DATA FOR PROCESSING:
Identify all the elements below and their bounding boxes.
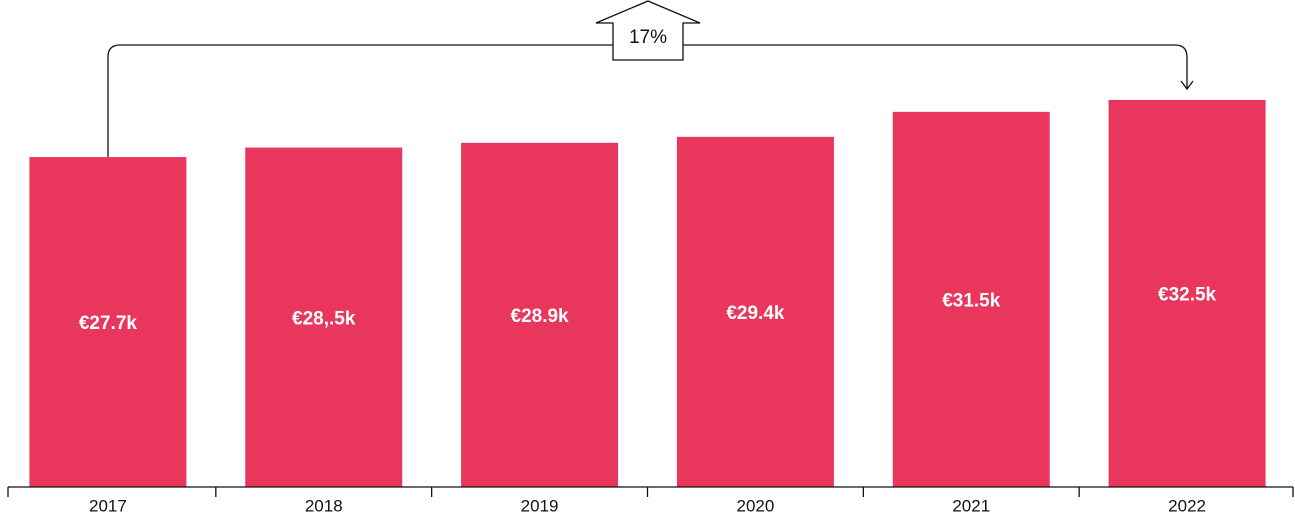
value-label: €29.4k	[726, 303, 785, 324]
x-tick-label: 2021	[952, 496, 990, 515]
bar	[29, 157, 187, 487]
x-tick-label: 2017	[89, 496, 127, 515]
bar	[892, 111, 1050, 488]
connector-arrowhead	[1180, 80, 1194, 91]
value-label: €31.5k	[942, 290, 1001, 311]
value-label: €27.7k	[79, 313, 138, 334]
change-label: 17%	[629, 27, 667, 48]
value-label: €32.5k	[1158, 284, 1217, 305]
bar	[245, 147, 403, 487]
change-arrow	[595, 0, 701, 61]
bar	[461, 142, 619, 487]
x-tick-label: 2020	[737, 496, 775, 515]
bar	[1108, 99, 1266, 488]
value-label: €28,.5k	[292, 308, 356, 329]
x-tick-label: 2019	[521, 496, 559, 515]
bar	[676, 136, 834, 487]
x-tick-label: 2018	[305, 496, 343, 515]
value-label: €28.9k	[511, 306, 570, 327]
x-tick-label: 2022	[1168, 496, 1206, 515]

TASK GOAL: Rewrite all the records with every "value-label" changed to "data-label" and everything else left as it is. Omit the pictures.

PROBLEM SOLUTION:
Identify all the elements below and their bounding boxes.
data-label: €29.4k	[726, 303, 785, 324]
x-tick-label: 2021	[952, 496, 990, 515]
bar	[29, 157, 187, 487]
x-tick-label: 2017	[89, 496, 127, 515]
bar	[892, 111, 1050, 488]
connector-arrowhead	[1180, 80, 1194, 91]
data-label: €31.5k	[942, 290, 1001, 311]
data-label: €27.7k	[79, 313, 138, 334]
change-label: 17%	[629, 27, 667, 48]
data-label: €32.5k	[1158, 284, 1217, 305]
bar	[245, 147, 403, 487]
change-arrow	[595, 0, 701, 61]
bar	[461, 142, 619, 487]
x-tick-label: 2020	[737, 496, 775, 515]
bar	[1108, 99, 1266, 488]
data-label: €28,.5k	[292, 308, 356, 329]
x-tick-label: 2019	[521, 496, 559, 515]
bar	[676, 136, 834, 487]
x-tick-label: 2018	[305, 496, 343, 515]
data-label: €28.9k	[511, 306, 570, 327]
x-tick-label: 2022	[1168, 496, 1206, 515]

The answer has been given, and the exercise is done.